* begin *
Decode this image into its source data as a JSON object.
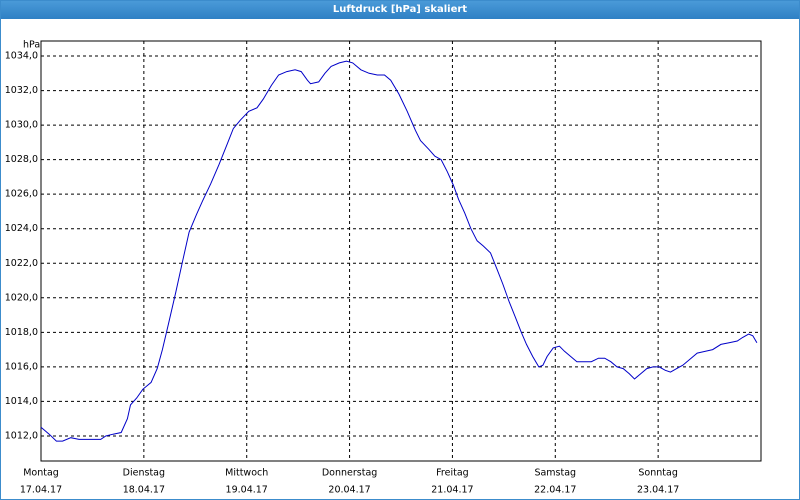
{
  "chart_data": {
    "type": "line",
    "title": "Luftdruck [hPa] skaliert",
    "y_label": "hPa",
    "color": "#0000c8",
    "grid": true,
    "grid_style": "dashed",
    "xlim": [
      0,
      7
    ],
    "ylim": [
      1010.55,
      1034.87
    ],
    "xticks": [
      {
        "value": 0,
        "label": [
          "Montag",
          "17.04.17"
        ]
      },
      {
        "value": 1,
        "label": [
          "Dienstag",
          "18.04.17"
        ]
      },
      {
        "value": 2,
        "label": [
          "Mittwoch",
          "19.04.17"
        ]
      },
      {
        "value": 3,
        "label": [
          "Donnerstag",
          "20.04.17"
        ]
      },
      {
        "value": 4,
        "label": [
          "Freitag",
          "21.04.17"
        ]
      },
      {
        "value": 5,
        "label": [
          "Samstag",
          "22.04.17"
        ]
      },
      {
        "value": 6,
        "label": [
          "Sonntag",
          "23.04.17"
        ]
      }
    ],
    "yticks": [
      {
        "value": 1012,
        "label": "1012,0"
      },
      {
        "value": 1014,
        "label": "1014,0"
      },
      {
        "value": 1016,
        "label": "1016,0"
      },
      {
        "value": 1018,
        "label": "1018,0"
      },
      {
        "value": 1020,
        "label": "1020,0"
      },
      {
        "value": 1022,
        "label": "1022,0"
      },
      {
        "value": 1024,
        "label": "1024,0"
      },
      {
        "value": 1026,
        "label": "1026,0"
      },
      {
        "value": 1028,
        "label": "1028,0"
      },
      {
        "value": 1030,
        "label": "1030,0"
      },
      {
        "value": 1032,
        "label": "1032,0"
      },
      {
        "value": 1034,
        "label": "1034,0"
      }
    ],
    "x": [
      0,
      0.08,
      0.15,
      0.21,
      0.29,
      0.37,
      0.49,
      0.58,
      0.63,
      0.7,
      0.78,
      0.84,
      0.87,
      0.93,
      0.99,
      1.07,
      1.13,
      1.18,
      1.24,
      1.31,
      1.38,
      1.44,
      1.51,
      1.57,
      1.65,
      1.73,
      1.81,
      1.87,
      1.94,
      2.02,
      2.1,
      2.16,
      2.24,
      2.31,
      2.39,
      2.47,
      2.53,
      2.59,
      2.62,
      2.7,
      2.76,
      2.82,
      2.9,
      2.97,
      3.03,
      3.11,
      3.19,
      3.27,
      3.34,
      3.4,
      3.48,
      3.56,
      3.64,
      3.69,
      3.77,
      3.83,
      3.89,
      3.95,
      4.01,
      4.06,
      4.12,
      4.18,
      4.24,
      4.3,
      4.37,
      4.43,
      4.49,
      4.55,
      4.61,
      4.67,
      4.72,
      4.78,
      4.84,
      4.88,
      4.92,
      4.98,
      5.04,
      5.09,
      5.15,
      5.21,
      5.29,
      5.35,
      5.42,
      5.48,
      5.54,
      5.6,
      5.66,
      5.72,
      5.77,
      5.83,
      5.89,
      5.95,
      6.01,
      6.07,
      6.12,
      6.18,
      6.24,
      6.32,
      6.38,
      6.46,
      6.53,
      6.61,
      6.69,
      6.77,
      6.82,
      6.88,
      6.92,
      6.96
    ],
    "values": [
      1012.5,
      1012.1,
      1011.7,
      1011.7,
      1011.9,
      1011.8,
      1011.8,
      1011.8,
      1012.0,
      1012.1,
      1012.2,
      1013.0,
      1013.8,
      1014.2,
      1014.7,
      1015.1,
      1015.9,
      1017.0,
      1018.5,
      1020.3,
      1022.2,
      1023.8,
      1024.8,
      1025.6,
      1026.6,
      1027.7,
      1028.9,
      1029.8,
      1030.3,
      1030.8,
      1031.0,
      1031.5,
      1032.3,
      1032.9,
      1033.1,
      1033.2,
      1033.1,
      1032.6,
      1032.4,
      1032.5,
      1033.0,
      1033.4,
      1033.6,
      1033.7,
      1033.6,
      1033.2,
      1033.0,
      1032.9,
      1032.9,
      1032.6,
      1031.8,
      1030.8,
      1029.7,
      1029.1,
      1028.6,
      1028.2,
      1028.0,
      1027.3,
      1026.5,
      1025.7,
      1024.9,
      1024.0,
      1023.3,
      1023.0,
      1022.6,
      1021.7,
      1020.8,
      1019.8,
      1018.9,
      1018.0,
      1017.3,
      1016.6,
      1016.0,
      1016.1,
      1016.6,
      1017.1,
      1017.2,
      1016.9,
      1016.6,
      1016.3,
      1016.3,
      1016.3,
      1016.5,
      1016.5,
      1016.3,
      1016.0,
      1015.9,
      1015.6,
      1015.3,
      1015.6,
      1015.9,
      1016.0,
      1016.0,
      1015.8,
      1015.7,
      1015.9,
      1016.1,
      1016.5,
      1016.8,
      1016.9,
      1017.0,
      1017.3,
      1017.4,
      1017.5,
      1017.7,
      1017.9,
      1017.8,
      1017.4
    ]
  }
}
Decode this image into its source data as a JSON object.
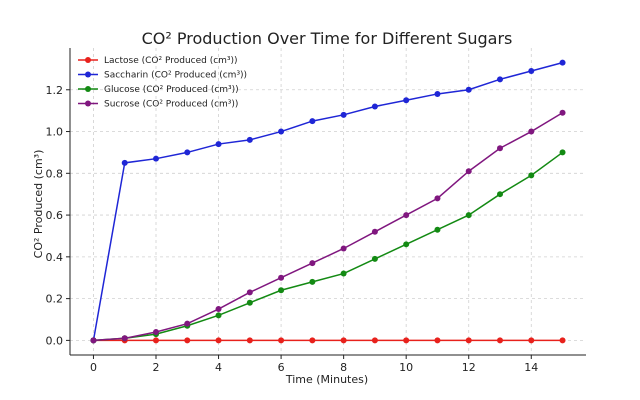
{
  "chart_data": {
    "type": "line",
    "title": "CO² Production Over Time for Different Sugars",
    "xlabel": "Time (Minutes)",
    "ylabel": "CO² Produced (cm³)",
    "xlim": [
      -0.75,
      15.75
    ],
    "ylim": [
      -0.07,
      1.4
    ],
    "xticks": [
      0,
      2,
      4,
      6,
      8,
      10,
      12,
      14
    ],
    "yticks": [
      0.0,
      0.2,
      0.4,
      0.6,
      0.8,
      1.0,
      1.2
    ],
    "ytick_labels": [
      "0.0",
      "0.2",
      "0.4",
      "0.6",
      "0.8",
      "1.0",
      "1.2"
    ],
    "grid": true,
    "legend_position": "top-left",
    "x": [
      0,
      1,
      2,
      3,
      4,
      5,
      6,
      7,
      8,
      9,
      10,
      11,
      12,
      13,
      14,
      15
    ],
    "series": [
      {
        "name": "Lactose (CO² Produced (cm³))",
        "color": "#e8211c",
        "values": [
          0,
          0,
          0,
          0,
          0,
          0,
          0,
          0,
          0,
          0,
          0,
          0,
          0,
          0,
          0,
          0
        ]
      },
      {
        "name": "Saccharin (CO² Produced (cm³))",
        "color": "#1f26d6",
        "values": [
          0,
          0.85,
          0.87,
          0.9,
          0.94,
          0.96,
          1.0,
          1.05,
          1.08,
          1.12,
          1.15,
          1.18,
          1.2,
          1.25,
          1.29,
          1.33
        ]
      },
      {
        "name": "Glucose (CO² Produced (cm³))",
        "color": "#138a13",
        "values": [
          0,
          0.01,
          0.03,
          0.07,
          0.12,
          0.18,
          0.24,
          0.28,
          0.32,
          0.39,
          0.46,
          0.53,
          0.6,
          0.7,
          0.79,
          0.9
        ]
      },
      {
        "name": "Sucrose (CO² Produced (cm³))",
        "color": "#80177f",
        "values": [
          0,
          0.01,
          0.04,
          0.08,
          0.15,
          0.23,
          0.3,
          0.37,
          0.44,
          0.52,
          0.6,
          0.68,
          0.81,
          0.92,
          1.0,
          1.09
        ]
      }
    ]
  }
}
* end *
◆ **Aim**: Copy the records above exactly, leaving out every picture.

◆ **Exercise response**:
Decode this image into its source data as a JSON object.
{
  "chart_data": {
    "type": "line",
    "title": "Luftdruck [hPa] skaliert",
    "y_label": "hPa",
    "color": "#0000c8",
    "grid": true,
    "grid_style": "dashed",
    "xlim": [
      0,
      7
    ],
    "ylim": [
      1010.55,
      1034.87
    ],
    "xticks": [
      {
        "value": 0,
        "label": [
          "Montag",
          "17.04.17"
        ]
      },
      {
        "value": 1,
        "label": [
          "Dienstag",
          "18.04.17"
        ]
      },
      {
        "value": 2,
        "label": [
          "Mittwoch",
          "19.04.17"
        ]
      },
      {
        "value": 3,
        "label": [
          "Donnerstag",
          "20.04.17"
        ]
      },
      {
        "value": 4,
        "label": [
          "Freitag",
          "21.04.17"
        ]
      },
      {
        "value": 5,
        "label": [
          "Samstag",
          "22.04.17"
        ]
      },
      {
        "value": 6,
        "label": [
          "Sonntag",
          "23.04.17"
        ]
      }
    ],
    "yticks": [
      {
        "value": 1012,
        "label": "1012,0"
      },
      {
        "value": 1014,
        "label": "1014,0"
      },
      {
        "value": 1016,
        "label": "1016,0"
      },
      {
        "value": 1018,
        "label": "1018,0"
      },
      {
        "value": 1020,
        "label": "1020,0"
      },
      {
        "value": 1022,
        "label": "1022,0"
      },
      {
        "value": 1024,
        "label": "1024,0"
      },
      {
        "value": 1026,
        "label": "1026,0"
      },
      {
        "value": 1028,
        "label": "1028,0"
      },
      {
        "value": 1030,
        "label": "1030,0"
      },
      {
        "value": 1032,
        "label": "1032,0"
      },
      {
        "value": 1034,
        "label": "1034,0"
      }
    ],
    "x": [
      0,
      0.08,
      0.15,
      0.21,
      0.29,
      0.37,
      0.49,
      0.58,
      0.63,
      0.7,
      0.78,
      0.84,
      0.87,
      0.93,
      0.99,
      1.07,
      1.13,
      1.18,
      1.24,
      1.31,
      1.38,
      1.44,
      1.51,
      1.57,
      1.65,
      1.73,
      1.81,
      1.87,
      1.94,
      2.02,
      2.1,
      2.16,
      2.24,
      2.31,
      2.39,
      2.47,
      2.53,
      2.59,
      2.62,
      2.7,
      2.76,
      2.82,
      2.9,
      2.97,
      3.03,
      3.11,
      3.19,
      3.27,
      3.34,
      3.4,
      3.48,
      3.56,
      3.64,
      3.69,
      3.77,
      3.83,
      3.89,
      3.95,
      4.01,
      4.06,
      4.12,
      4.18,
      4.24,
      4.3,
      4.37,
      4.43,
      4.49,
      4.55,
      4.61,
      4.67,
      4.72,
      4.78,
      4.84,
      4.88,
      4.92,
      4.98,
      5.04,
      5.09,
      5.15,
      5.21,
      5.29,
      5.35,
      5.42,
      5.48,
      5.54,
      5.6,
      5.66,
      5.72,
      5.77,
      5.83,
      5.89,
      5.95,
      6.01,
      6.07,
      6.12,
      6.18,
      6.24,
      6.32,
      6.38,
      6.46,
      6.53,
      6.61,
      6.69,
      6.77,
      6.82,
      6.88,
      6.92,
      6.96
    ],
    "values": [
      1012.5,
      1012.1,
      1011.7,
      1011.7,
      1011.9,
      1011.8,
      1011.8,
      1011.8,
      1012.0,
      1012.1,
      1012.2,
      1013.0,
      1013.8,
      1014.2,
      1014.7,
      1015.1,
      1015.9,
      1017.0,
      1018.5,
      1020.3,
      1022.2,
      1023.8,
      1024.8,
      1025.6,
      1026.6,
      1027.7,
      1028.9,
      1029.8,
      1030.3,
      1030.8,
      1031.0,
      1031.5,
      1032.3,
      1032.9,
      1033.1,
      1033.2,
      1033.1,
      1032.6,
      1032.4,
      1032.5,
      1033.0,
      1033.4,
      1033.6,
      1033.7,
      1033.6,
      1033.2,
      1033.0,
      1032.9,
      1032.9,
      1032.6,
      1031.8,
      1030.8,
      1029.7,
      1029.1,
      1028.6,
      1028.2,
      1028.0,
      1027.3,
      1026.5,
      1025.7,
      1024.9,
      1024.0,
      1023.3,
      1023.0,
      1022.6,
      1021.7,
      1020.8,
      1019.8,
      1018.9,
      1018.0,
      1017.3,
      1016.6,
      1016.0,
      1016.1,
      1016.6,
      1017.1,
      1017.2,
      1016.9,
      1016.6,
      1016.3,
      1016.3,
      1016.3,
      1016.5,
      1016.5,
      1016.3,
      1016.0,
      1015.9,
      1015.6,
      1015.3,
      1015.6,
      1015.9,
      1016.0,
      1016.0,
      1015.8,
      1015.7,
      1015.9,
      1016.1,
      1016.5,
      1016.8,
      1016.9,
      1017.0,
      1017.3,
      1017.4,
      1017.5,
      1017.7,
      1017.9,
      1017.8,
      1017.4
    ]
  }
}
Decode this image into its source data as a JSON object.
{
  "chart_data": {
    "type": "line",
    "title": "CO² Production Over Time for Different Sugars",
    "xlabel": "Time (Minutes)",
    "ylabel": "CO² Produced (cm³)",
    "xlim": [
      -0.75,
      15.75
    ],
    "ylim": [
      -0.07,
      1.4
    ],
    "xticks": [
      0,
      2,
      4,
      6,
      8,
      10,
      12,
      14
    ],
    "yticks": [
      0.0,
      0.2,
      0.4,
      0.6,
      0.8,
      1.0,
      1.2
    ],
    "ytick_labels": [
      "0.0",
      "0.2",
      "0.4",
      "0.6",
      "0.8",
      "1.0",
      "1.2"
    ],
    "grid": true,
    "legend_position": "top-left",
    "x": [
      0,
      1,
      2,
      3,
      4,
      5,
      6,
      7,
      8,
      9,
      10,
      11,
      12,
      13,
      14,
      15
    ],
    "series": [
      {
        "name": "Lactose (CO² Produced (cm³))",
        "color": "#e8211c",
        "values": [
          0,
          0,
          0,
          0,
          0,
          0,
          0,
          0,
          0,
          0,
          0,
          0,
          0,
          0,
          0,
          0
        ]
      },
      {
        "name": "Saccharin (CO² Produced (cm³))",
        "color": "#1f26d6",
        "values": [
          0,
          0.85,
          0.87,
          0.9,
          0.94,
          0.96,
          1.0,
          1.05,
          1.08,
          1.12,
          1.15,
          1.18,
          1.2,
          1.25,
          1.29,
          1.33
        ]
      },
      {
        "name": "Glucose (CO² Produced (cm³))",
        "color": "#138a13",
        "values": [
          0,
          0.01,
          0.03,
          0.07,
          0.12,
          0.18,
          0.24,
          0.28,
          0.32,
          0.39,
          0.46,
          0.53,
          0.6,
          0.7,
          0.79,
          0.9
        ]
      },
      {
        "name": "Sucrose (CO² Produced (cm³))",
        "color": "#80177f",
        "values": [
          0,
          0.01,
          0.04,
          0.08,
          0.15,
          0.23,
          0.3,
          0.37,
          0.44,
          0.52,
          0.6,
          0.68,
          0.81,
          0.92,
          1.0,
          1.09
        ]
      }
    ]
  }
}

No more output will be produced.